▶ [Short problem]: Retype the data that follows line by line, exactly, and leave its pictures out.

────

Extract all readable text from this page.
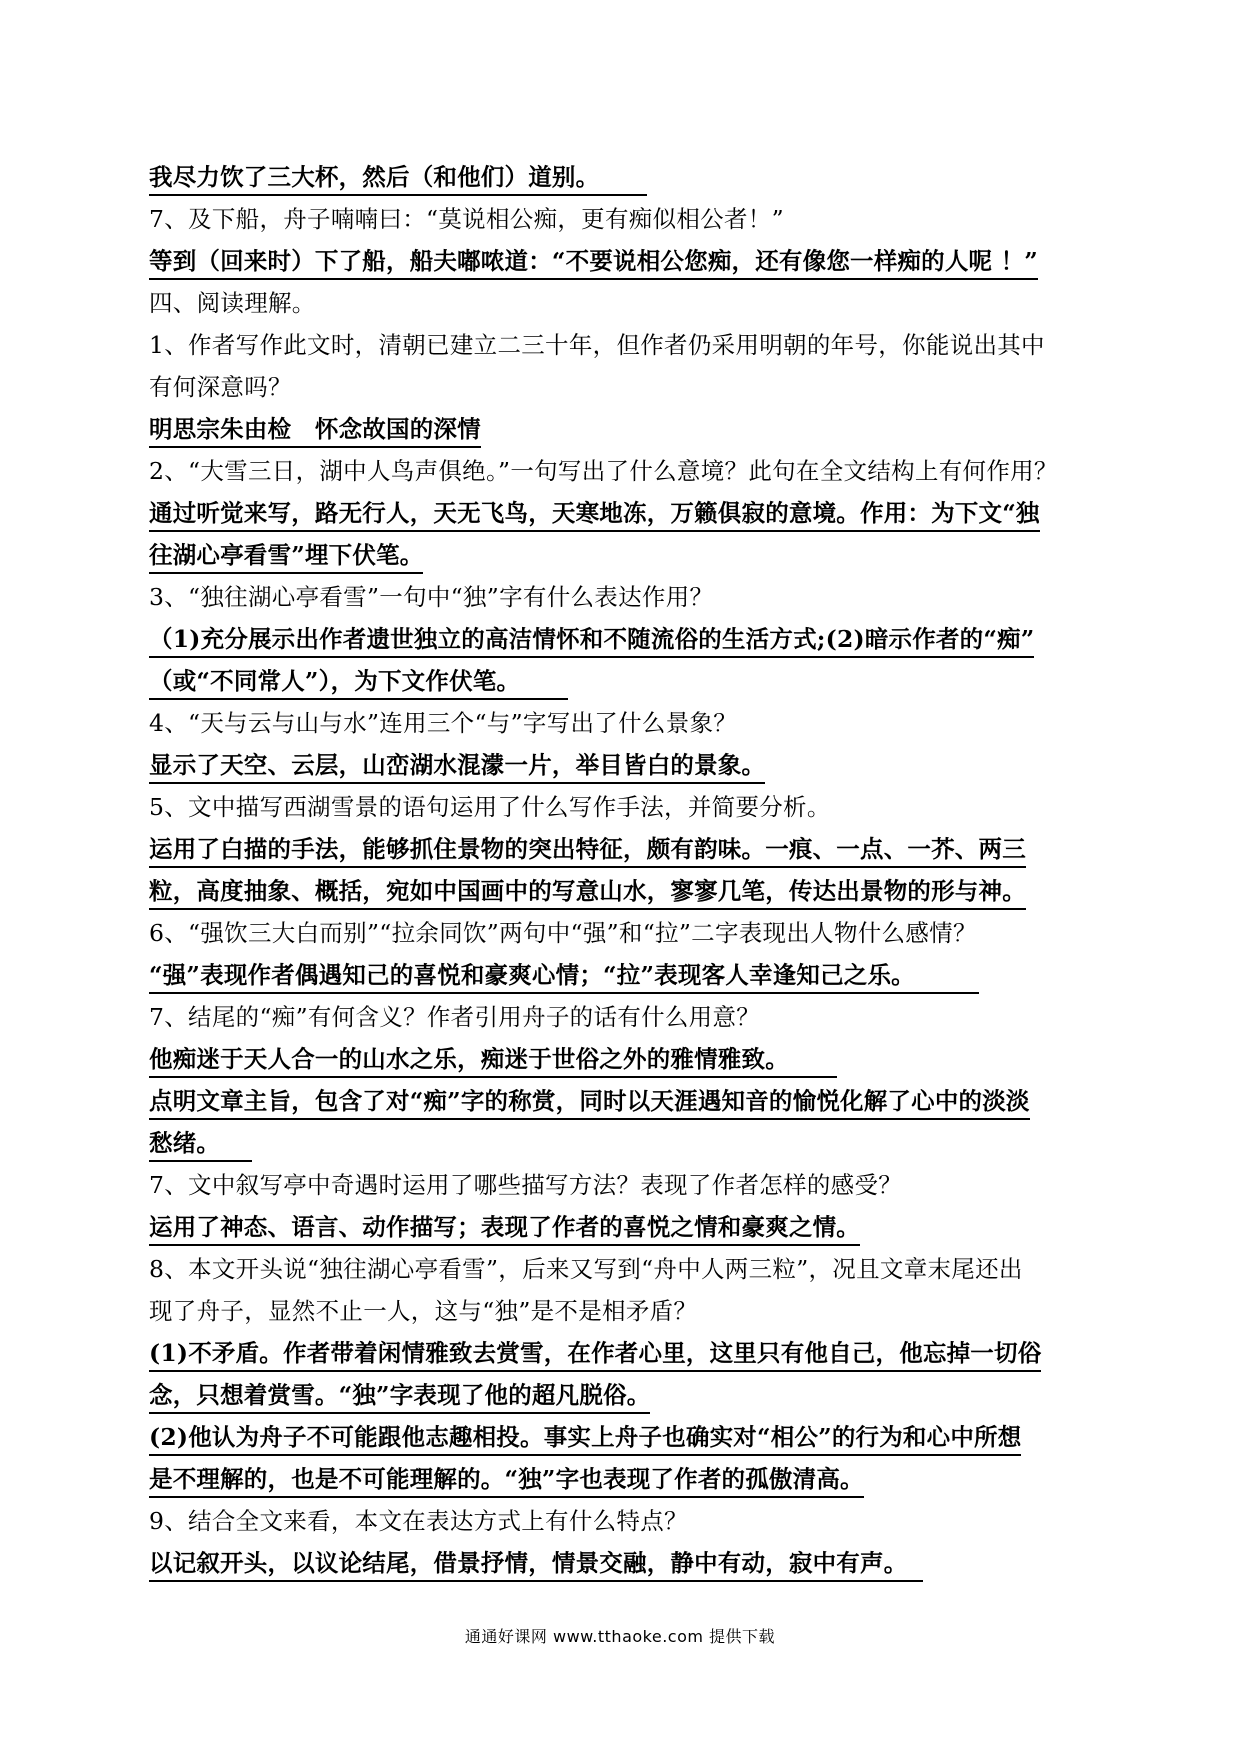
我尽力饮了三大杯，然后（和他们）道别。
7、及下船，舟子喃喃曰：“莫说相公痴，更有痴似相公者！”
等到（回来时）下了船，船夫嘟哝道：“不要说相公您痴，还有像您一样痴的人呢 ！”
四、阅读理解。
1、作者写作此文时，清朝已建立二三十年，但作者仍采用明朝的年号，你能说出其中
有何深意吗？
明思宗朱由检　怀念故国的深情
2、“大雪三日，湖中人鸟声俱绝。”一句写出了什么意境？此句在全文结构上有何作用？
通过听觉来写，路无行人，天无飞鸟，天寒地冻，万籁俱寂的意境。作用：为下文“独
往湖心亭看雪”埋下伏笔。
3、“独往湖心亭看雪”一句中“独”字有什么表达作用？
（1)充分展示出作者遗世独立的高洁情怀和不随流俗的生活方式;(2)暗示作者的“痴”
（或“不同常人”），为下文作伏笔。
4、“天与云与山与水”连用三个“与”字写出了什么景象？
显示了天空、云层，山峦湖水混濛一片，举目皆白的景象。
5、文中描写西湖雪景的语句运用了什么写作手法，并简要分析。
运用了白描的手法，能够抓住景物的突出特征，颇有韵味。一痕、一点、一芥、两三
粒，高度抽象、概括，宛如中国画中的写意山水，寥寥几笔，传达出景物的形与神。
6、“强饮三大白而别”“拉余同饮”两句中“强”和“拉”二字表现出人物什么感情？
“强”表现作者偶遇知己的喜悦和豪爽心情；“拉”表现客人幸逢知己之乐。
7、结尾的“痴”有何含义？作者引用舟子的话有什么用意？
他痴迷于天人合一的山水之乐，痴迷于世俗之外的雅情雅致。
点明文章主旨，包含了对“痴”字的称赏，同时以天涯遇知音的愉悦化解了心中的淡淡
愁绪。
7、文中叙写亭中奇遇时运用了哪些描写方法？表现了作者怎样的感受？
运用了神态、语言、动作描写；表现了作者的喜悦之情和豪爽之情。
8、本文开头说“独往湖心亭看雪”，后来又写到“舟中人两三粒”，况且文章末尾还出
现了舟子，显然不止一人，这与“独”是不是相矛盾？
(1)不矛盾。作者带着闲情雅致去赏雪，在作者心里，这里只有他自己，他忘掉一切俗
念，只想着赏雪。“独”字表现了他的超凡脱俗。
(2)他认为舟子不可能跟他志趣相投。事实上舟子也确实对“相公”的行为和心中所想
是不理解的，也是不可能理解的。“独”字也表现了作者的孤傲清高。
9、结合全文来看，本文在表达方式上有什么特点？
以记叙开头，以议论结尾，借景抒情，情景交融，静中有动，寂中有声。
通通好课网 www.tthaoke.com 提供下载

────

▶ [Task result]:
Extract all readable text from this page.
我尽力饮了三大杯，然后（和他们）道别。
7、及下船，舟子喃喃曰：“莫说相公痴，更有痴似相公者！”
等到（回来时）下了船，船夫嘟哝道：“不要说相公您痴，还有像您一样痴的人呢 ！”
四、阅读理解。
1、作者写作此文时，清朝已建立二三十年，但作者仍采用明朝的年号，你能说出其中
有何深意吗？
明思宗朱由检　怀念故国的深情
2、“大雪三日，湖中人鸟声俱绝。”一句写出了什么意境？此句在全文结构上有何作用？
通过听觉来写，路无行人，天无飞鸟，天寒地冻，万籁俱寂的意境。作用：为下文“独
往湖心亭看雪”埋下伏笔。
3、“独往湖心亭看雪”一句中“独”字有什么表达作用？
（1)充分展示出作者遗世独立的高洁情怀和不随流俗的生活方式;(2)暗示作者的“痴”
（或“不同常人”），为下文作伏笔。
4、“天与云与山与水”连用三个“与”字写出了什么景象？
显示了天空、云层，山峦湖水混濛一片，举目皆白的景象。
5、文中描写西湖雪景的语句运用了什么写作手法，并简要分析。
运用了白描的手法，能够抓住景物的突出特征，颇有韵味。一痕、一点、一芥、两三
粒，高度抽象、概括，宛如中国画中的写意山水，寥寥几笔，传达出景物的形与神。
6、“强饮三大白而别”“拉余同饮”两句中“强”和“拉”二字表现出人物什么感情？
“强”表现作者偶遇知己的喜悦和豪爽心情；“拉”表现客人幸逢知己之乐。
7、结尾的“痴”有何含义？作者引用舟子的话有什么用意？
他痴迷于天人合一的山水之乐，痴迷于世俗之外的雅情雅致。
点明文章主旨，包含了对“痴”字的称赏，同时以天涯遇知音的愉悦化解了心中的淡淡
愁绪。
7、文中叙写亭中奇遇时运用了哪些描写方法？表现了作者怎样的感受？
运用了神态、语言、动作描写；表现了作者的喜悦之情和豪爽之情。
8、本文开头说“独往湖心亭看雪”，后来又写到“舟中人两三粒”，况且文章末尾还出
现了舟子，显然不止一人，这与“独”是不是相矛盾？
(1)不矛盾。作者带着闲情雅致去赏雪，在作者心里，这里只有他自己，他忘掉一切俗
念，只想着赏雪。“独”字表现了他的超凡脱俗。
(2)他认为舟子不可能跟他志趣相投。事实上舟子也确实对“相公”的行为和心中所想
是不理解的，也是不可能理解的。“独”字也表现了作者的孤傲清高。
9、结合全文来看，本文在表达方式上有什么特点？
以记叙开头，以议论结尾，借景抒情，情景交融，静中有动，寂中有声。
通通好课网 www.tthaoke.com 提供下载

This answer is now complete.